TASK TO CARRY OUT: Find and copy every line in the records that includes the string "name".

+ + + +

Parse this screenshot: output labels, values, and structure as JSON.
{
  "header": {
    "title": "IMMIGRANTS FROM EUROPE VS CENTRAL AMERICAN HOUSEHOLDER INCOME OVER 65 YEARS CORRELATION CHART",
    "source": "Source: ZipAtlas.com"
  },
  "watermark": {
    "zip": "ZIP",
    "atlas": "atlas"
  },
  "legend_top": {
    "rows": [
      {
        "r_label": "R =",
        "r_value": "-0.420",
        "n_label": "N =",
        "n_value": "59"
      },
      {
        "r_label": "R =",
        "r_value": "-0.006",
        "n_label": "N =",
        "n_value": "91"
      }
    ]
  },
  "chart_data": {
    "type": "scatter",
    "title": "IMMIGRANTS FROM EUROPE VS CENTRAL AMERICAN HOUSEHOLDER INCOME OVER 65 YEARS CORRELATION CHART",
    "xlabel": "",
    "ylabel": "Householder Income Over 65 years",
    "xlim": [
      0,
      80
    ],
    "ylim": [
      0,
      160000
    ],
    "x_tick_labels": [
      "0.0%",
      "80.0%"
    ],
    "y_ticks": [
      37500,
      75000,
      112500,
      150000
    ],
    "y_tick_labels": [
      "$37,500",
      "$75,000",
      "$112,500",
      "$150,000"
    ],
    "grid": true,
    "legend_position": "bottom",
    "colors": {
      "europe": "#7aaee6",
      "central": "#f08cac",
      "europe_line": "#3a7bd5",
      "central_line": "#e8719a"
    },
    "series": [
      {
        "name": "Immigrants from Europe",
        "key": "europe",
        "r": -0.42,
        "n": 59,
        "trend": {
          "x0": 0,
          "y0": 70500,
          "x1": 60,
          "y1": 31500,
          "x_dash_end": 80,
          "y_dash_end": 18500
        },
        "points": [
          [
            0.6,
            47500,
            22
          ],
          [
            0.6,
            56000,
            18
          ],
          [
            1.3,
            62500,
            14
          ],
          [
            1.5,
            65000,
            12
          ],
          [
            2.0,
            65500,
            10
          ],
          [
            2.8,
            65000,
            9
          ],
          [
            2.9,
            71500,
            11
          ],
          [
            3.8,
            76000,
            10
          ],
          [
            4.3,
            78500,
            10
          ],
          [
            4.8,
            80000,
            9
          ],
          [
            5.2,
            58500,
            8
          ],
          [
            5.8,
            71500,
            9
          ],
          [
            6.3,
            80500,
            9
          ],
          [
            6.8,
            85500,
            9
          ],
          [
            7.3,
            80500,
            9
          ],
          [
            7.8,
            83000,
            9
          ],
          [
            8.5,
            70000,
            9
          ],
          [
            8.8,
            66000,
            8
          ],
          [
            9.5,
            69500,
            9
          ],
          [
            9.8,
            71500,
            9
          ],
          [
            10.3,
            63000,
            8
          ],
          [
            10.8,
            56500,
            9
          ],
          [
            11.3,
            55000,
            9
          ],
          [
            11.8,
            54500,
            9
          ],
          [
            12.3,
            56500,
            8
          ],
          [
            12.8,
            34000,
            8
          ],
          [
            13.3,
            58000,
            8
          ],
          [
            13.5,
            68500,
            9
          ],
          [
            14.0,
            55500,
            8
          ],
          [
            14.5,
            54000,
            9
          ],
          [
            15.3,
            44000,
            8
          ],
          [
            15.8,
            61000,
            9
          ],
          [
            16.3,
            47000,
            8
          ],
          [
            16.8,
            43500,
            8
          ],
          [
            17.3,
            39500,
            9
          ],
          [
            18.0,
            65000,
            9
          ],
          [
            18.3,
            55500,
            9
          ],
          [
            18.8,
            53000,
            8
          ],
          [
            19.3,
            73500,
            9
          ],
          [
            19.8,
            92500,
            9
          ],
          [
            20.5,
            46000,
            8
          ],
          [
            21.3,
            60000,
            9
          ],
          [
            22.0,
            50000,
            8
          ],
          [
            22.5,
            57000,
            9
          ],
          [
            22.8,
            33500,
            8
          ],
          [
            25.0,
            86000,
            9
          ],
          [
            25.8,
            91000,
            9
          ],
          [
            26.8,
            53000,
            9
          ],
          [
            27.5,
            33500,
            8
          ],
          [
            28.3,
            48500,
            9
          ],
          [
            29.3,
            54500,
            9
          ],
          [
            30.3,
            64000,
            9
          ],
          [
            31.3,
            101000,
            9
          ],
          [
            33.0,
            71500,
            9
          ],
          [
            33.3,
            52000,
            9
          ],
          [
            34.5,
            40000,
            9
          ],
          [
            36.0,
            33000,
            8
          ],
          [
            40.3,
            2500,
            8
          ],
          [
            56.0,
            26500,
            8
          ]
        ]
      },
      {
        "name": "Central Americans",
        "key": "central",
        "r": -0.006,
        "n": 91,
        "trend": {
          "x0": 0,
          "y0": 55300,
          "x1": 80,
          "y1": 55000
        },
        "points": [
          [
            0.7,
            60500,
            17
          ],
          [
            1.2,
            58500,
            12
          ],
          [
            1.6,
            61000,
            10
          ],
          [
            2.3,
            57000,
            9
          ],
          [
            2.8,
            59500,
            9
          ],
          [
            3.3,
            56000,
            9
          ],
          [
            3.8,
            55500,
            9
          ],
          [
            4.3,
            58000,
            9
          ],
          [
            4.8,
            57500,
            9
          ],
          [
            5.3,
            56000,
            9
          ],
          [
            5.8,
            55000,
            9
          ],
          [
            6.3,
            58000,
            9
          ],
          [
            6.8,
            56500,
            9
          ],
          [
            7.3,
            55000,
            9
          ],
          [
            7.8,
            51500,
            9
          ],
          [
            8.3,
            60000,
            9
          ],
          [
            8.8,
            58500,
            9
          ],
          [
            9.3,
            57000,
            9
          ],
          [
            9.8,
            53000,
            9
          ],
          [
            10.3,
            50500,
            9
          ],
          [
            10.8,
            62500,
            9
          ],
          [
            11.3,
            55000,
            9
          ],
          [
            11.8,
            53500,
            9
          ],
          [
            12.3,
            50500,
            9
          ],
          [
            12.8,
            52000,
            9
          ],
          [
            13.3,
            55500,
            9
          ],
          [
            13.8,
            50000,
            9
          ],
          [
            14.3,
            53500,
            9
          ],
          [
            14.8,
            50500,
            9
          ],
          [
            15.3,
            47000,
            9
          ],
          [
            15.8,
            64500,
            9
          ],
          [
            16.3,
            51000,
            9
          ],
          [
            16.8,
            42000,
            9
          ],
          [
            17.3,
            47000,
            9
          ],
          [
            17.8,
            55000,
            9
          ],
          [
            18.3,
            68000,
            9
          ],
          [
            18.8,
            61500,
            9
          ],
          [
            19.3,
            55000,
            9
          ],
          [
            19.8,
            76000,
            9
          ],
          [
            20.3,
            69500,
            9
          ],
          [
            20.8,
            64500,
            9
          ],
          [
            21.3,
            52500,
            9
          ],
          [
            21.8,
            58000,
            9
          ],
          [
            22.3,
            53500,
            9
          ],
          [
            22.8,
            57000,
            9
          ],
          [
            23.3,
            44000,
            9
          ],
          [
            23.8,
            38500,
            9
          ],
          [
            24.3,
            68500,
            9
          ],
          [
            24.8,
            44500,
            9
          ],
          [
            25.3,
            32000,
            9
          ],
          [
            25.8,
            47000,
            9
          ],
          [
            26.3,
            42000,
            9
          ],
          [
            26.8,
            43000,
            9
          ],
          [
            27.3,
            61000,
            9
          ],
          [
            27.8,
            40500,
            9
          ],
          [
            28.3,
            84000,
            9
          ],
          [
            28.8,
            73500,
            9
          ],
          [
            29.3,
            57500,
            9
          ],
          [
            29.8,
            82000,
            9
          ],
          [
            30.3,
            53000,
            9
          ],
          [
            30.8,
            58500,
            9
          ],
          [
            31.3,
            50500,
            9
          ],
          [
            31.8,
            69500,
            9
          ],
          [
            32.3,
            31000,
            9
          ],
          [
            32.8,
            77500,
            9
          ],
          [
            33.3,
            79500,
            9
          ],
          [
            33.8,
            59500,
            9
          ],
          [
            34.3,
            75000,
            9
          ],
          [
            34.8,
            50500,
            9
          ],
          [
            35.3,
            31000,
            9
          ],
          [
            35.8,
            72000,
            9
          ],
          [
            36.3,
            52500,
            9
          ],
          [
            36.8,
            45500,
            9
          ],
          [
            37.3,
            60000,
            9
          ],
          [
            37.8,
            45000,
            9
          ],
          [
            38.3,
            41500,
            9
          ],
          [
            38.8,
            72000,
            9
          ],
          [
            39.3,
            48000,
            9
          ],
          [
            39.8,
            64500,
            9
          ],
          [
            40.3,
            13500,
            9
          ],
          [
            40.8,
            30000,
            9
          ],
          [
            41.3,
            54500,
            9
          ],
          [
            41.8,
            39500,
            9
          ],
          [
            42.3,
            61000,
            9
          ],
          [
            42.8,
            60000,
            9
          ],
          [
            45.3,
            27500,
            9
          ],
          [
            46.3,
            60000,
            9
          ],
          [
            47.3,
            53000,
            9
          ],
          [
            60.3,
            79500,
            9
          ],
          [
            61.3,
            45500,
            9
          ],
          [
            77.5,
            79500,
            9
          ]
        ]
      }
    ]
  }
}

+ + + +

ANSWER TO THE EXERCISE:
        "name": "Immigrants from Europe",
        "name": "Central Americans",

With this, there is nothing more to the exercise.